━━ RECORDS PROVIDED

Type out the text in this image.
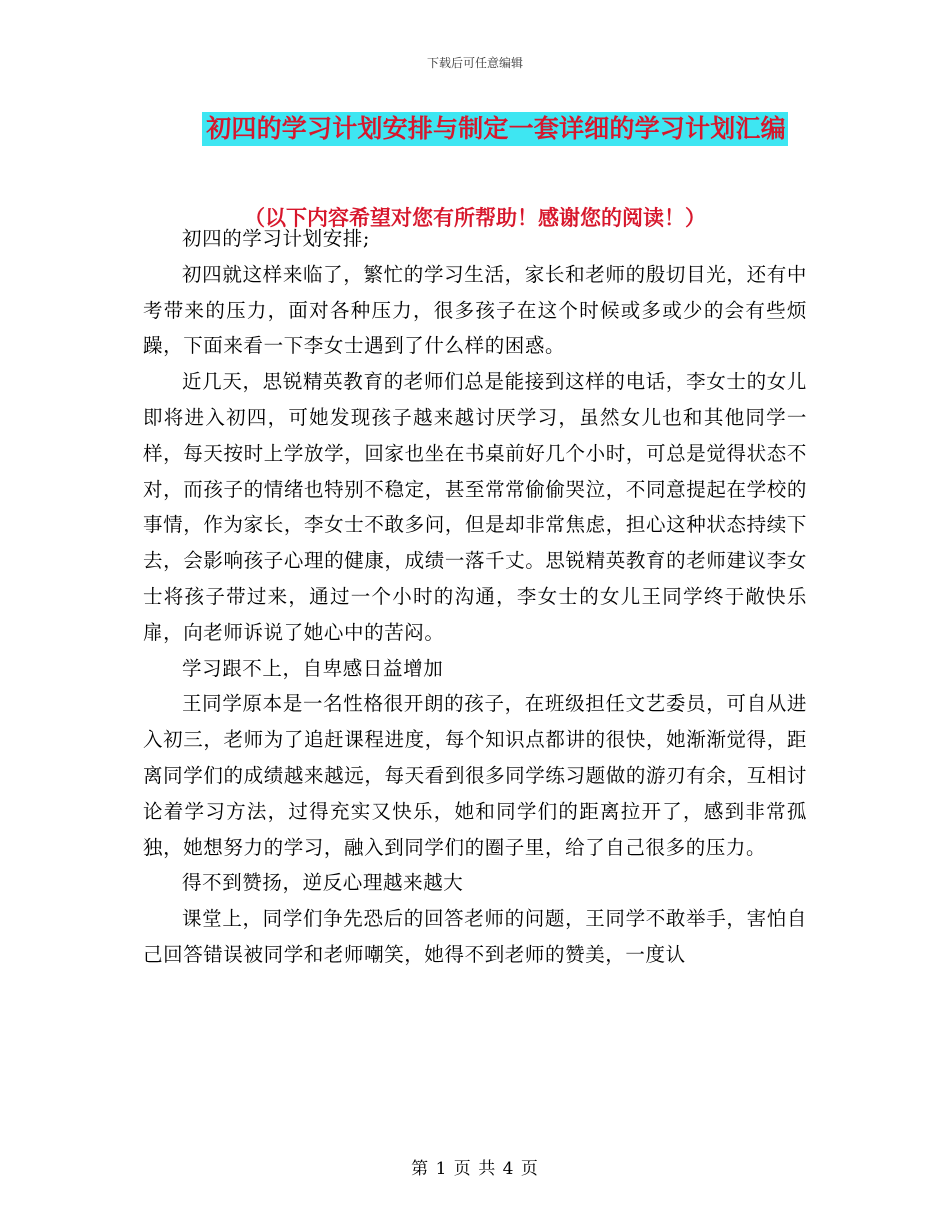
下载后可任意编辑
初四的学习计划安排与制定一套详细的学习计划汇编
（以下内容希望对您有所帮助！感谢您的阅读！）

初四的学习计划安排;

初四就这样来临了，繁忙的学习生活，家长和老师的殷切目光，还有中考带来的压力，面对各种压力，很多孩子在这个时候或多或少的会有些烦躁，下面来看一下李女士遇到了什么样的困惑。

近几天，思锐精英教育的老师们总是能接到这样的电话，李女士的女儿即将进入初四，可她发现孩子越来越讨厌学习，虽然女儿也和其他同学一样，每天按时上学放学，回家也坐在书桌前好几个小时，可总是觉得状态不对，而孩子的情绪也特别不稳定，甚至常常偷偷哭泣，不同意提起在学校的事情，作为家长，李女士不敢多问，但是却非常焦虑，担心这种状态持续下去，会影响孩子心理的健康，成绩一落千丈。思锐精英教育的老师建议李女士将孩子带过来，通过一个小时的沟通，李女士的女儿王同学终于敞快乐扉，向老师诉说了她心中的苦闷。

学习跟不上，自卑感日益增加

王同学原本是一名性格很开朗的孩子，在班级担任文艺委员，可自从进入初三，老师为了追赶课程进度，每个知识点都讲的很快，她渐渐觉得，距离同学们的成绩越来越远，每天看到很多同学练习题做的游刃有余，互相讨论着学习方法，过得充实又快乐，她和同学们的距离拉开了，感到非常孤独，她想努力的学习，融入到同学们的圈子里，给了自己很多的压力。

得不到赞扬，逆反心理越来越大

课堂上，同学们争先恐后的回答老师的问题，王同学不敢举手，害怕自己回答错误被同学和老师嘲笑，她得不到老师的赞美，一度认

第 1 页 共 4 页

━━━━
━━ RECORDS PROVIDED

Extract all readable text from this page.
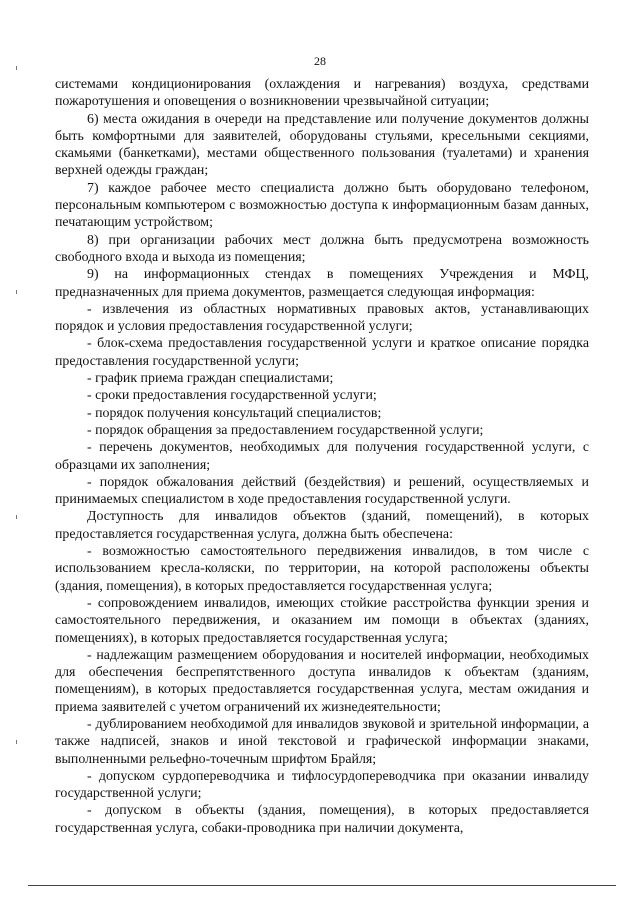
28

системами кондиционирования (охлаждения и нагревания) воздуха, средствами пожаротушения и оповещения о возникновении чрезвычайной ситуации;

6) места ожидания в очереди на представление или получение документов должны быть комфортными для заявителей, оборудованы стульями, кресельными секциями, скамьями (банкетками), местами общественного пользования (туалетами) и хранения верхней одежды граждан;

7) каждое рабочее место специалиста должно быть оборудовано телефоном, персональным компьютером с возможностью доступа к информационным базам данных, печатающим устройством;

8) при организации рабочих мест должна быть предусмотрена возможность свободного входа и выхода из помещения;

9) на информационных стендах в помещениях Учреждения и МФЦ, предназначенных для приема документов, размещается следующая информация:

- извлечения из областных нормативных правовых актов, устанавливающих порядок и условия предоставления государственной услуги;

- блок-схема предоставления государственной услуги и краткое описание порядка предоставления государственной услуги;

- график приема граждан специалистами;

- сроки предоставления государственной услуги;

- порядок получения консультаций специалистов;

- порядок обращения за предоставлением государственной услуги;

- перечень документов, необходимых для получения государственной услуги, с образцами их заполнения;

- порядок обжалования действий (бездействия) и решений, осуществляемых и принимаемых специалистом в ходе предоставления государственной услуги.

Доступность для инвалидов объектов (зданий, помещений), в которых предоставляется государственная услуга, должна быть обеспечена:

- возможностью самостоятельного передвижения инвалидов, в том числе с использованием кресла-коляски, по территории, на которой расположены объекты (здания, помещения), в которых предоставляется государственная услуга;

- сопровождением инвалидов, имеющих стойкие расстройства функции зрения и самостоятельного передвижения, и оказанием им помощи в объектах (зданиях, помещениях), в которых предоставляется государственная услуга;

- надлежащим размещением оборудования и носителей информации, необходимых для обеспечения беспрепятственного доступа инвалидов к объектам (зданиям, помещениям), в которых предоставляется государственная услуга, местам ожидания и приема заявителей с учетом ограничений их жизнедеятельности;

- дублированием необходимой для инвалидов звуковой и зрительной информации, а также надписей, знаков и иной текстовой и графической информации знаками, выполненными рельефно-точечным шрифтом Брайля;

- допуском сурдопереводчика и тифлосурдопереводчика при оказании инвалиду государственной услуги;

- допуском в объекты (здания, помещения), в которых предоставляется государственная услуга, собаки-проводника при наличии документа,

━━━━

DIRECTIONS FOR THIS TASK:
Go through the listing above and locate each line that holds the word "должна". Copy those lines.

FINISHED ANSWER:
8) при организации рабочих мест должна быть предусмотрена возможность свободного входа и выхода из помещения;
Доступность для инвалидов объектов (зданий, помещений), в которых предоставляется государственная услуга, должна быть обеспечена:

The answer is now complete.